:: WHAT IS BEING ASKED ::
From the entries, copy every line that carries the string "Research".

Entries of transcribed document text:

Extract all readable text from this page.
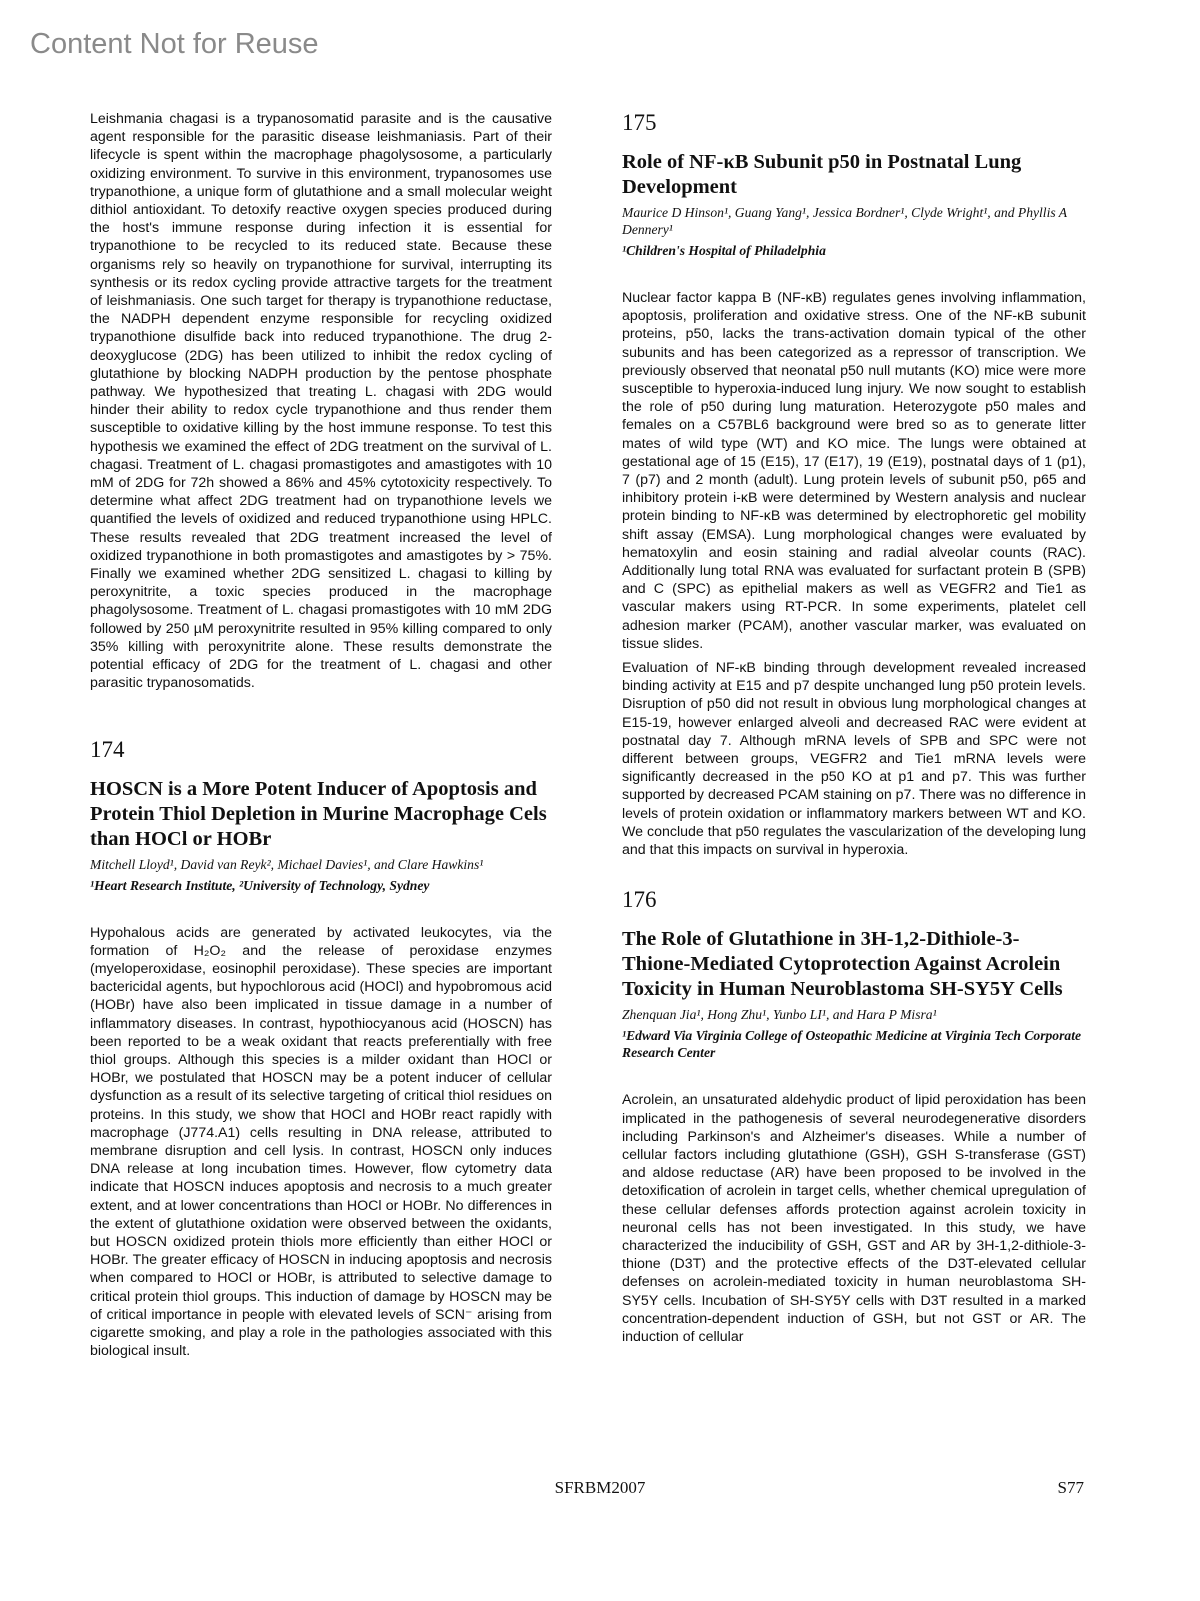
Content Not for Reuse

Leishmania chagasi is a trypanosomatid parasite and is the causative agent responsible for the parasitic disease leishmaniasis. Part of their lifecycle is spent within the macrophage phagolysosome, a particularly oxidizing environment. To survive in this environment, trypanosomes use trypanothione, a unique form of glutathione and a small molecular weight dithiol antioxidant. To detoxify reactive oxygen species produced during the host's immune response during infection it is essential for trypanothione to be recycled to its reduced state. Because these organisms rely so heavily on trypanothione for survival, interrupting its synthesis or its redox cycling provide attractive targets for the treatment of leishmaniasis. One such target for therapy is trypanothione reductase, the NADPH dependent enzyme responsible for recycling oxidized trypanothione disulfide back into reduced trypanothione. The drug 2-deoxyglucose (2DG) has been utilized to inhibit the redox cycling of glutathione by blocking NADPH production by the pentose phosphate pathway. We hypothesized that treating L. chagasi with 2DG would hinder their ability to redox cycle trypanothione and thus render them susceptible to oxidative killing by the host immune response. To test this hypothesis we examined the effect of 2DG treatment on the survival of L. chagasi. Treatment of L. chagasi promastigotes and amastigotes with 10 mM of 2DG for 72h showed a 86% and 45% cytotoxicity respectively. To determine what affect 2DG treatment had on trypanothione levels we quantified the levels of oxidized and reduced trypanothione using HPLC. These results revealed that 2DG treatment increased the level of oxidized trypanothione in both promastigotes and amastigotes by > 75%. Finally we examined whether 2DG sensitized L. chagasi to killing by peroxynitrite, a toxic species produced in the macrophage phagolysosome. Treatment of L. chagasi promastigotes with 10 mM 2DG followed by 250 µM peroxynitrite resulted in 95% killing compared to only 35% killing with peroxynitrite alone. These results demonstrate the potential efficacy of 2DG for the treatment of L. chagasi and other parasitic trypanosomatids.

174
HOSCN is a More Potent Inducer of Apoptosis and Protein Thiol Depletion in Murine Macrophage Cels than HOCl or HOBr

Mitchell Lloyd¹, David van Reyk², Michael Davies¹, and Clare Hawkins¹

¹Heart Research Institute, ²University of Technology, Sydney

Hypohalous acids are generated by activated leukocytes, via the formation of H₂O₂ and the release of peroxidase enzymes (myeloperoxidase, eosinophil peroxidase). These species are important bactericidal agents, but hypochlorous acid (HOCl) and hypobromous acid (HOBr) have also been implicated in tissue damage in a number of inflammatory diseases. In contrast, hypothiocyanous acid (HOSCN) has been reported to be a weak oxidant that reacts preferentially with free thiol groups. Although this species is a milder oxidant than HOCl or HOBr, we postulated that HOSCN may be a potent inducer of cellular dysfunction as a result of its selective targeting of critical thiol residues on proteins. In this study, we show that HOCl and HOBr react rapidly with macrophage (J774.A1) cells resulting in DNA release, attributed to membrane disruption and cell lysis. In contrast, HOSCN only induces DNA release at long incubation times. However, flow cytometry data indicate that HOSCN induces apoptosis and necrosis to a much greater extent, and at lower concentrations than HOCl or HOBr. No differences in the extent of glutathione oxidation were observed between the oxidants, but HOSCN oxidized protein thiols more efficiently than either HOCl or HOBr. The greater efficacy of HOSCN in inducing apoptosis and necrosis when compared to HOCl or HOBr, is attributed to selective damage to critical protein thiol groups. This induction of damage by HOSCN may be of critical importance in people with elevated levels of SCN⁻ arising from cigarette smoking, and play a role in the pathologies associated with this biological insult.

175
Role of NF-κB Subunit p50 in Postnatal Lung Development

Maurice D Hinson¹, Guang Yang¹, Jessica Bordner¹, Clyde Wright¹, and Phyllis A Dennery¹

¹Children's Hospital of Philadelphia

Nuclear factor kappa B (NF-κB) regulates genes involving inflammation, apoptosis, proliferation and oxidative stress. One of the NF-κB subunit proteins, p50, lacks the trans-activation domain typical of the other subunits and has been categorized as a repressor of transcription. We previously observed that neonatal p50 null mutants (KO) mice were more susceptible to hyperoxia-induced lung injury. We now sought to establish the role of p50 during lung maturation. Heterozygote p50 males and females on a C57BL6 background were bred so as to generate litter mates of wild type (WT) and KO mice. The lungs were obtained at gestational age of 15 (E15), 17 (E17), 19 (E19), postnatal days of 1 (p1), 7 (p7) and 2 month (adult). Lung protein levels of subunit p50, p65 and inhibitory protein i-κB were determined by Western analysis and nuclear protein binding to NF-κB was determined by electrophoretic gel mobility shift assay (EMSA). Lung morphological changes were evaluated by hematoxylin and eosin staining and radial alveolar counts (RAC). Additionally lung total RNA was evaluated for surfactant protein B (SPB) and C (SPC) as epithelial makers as well as VEGFR2 and Tie1 as vascular makers using RT-PCR. In some experiments, platelet cell adhesion marker (PCAM), another vascular marker, was evaluated on tissue slides.

Evaluation of NF-κB binding through development revealed increased binding activity at E15 and p7 despite unchanged lung p50 protein levels. Disruption of p50 did not result in obvious lung morphological changes at E15-19, however enlarged alveoli and decreased RAC were evident at postnatal day 7. Although mRNA levels of SPB and SPC were not different between groups, VEGFR2 and Tie1 mRNA levels were significantly decreased in the p50 KO at p1 and p7. This was further supported by decreased PCAM staining on p7. There was no difference in levels of protein oxidation or inflammatory markers between WT and KO. We conclude that p50 regulates the vascularization of the developing lung and that this impacts on survival in hyperoxia.

176
The Role of Glutathione in 3H-1,2-Dithiole-3-Thione-Mediated Cytoprotection Against Acrolein Toxicity in Human Neuroblastoma SH-SY5Y Cells

Zhenquan Jia¹, Hong Zhu¹, Yunbo LI¹, and Hara P Misra¹

¹Edward Via Virginia College of Osteopathic Medicine at Virginia Tech Corporate Research Center

Acrolein, an unsaturated aldehydic product of lipid peroxidation has been implicated in the pathogenesis of several neurodegenerative disorders including Parkinson's and Alzheimer's diseases. While a number of cellular factors including glutathione (GSH), GSH S-transferase (GST) and aldose reductase (AR) have been proposed to be involved in the detoxification of acrolein in target cells, whether chemical upregulation of these cellular defenses affords protection against acrolein toxicity in neuronal cells has not been investigated. In this study, we have characterized the inducibility of GSH, GST and AR by 3H-1,2-dithiole-3-thione (D3T) and the protective effects of the D3T-elevated cellular defenses on acrolein-mediated toxicity in human neuroblastoma SH-SY5Y cells. Incubation of SH-SY5Y cells with D3T resulted in a marked concentration-dependent induction of GSH, but not GST or AR. The induction of cellular

SFRBM2007	S77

:: EXERCISE OUTPUT ::
¹Heart Research Institute, ²University of Technology, Sydney
¹Edward Via Virginia College of Osteopathic Medicine at Virginia Tech Corporate Research Center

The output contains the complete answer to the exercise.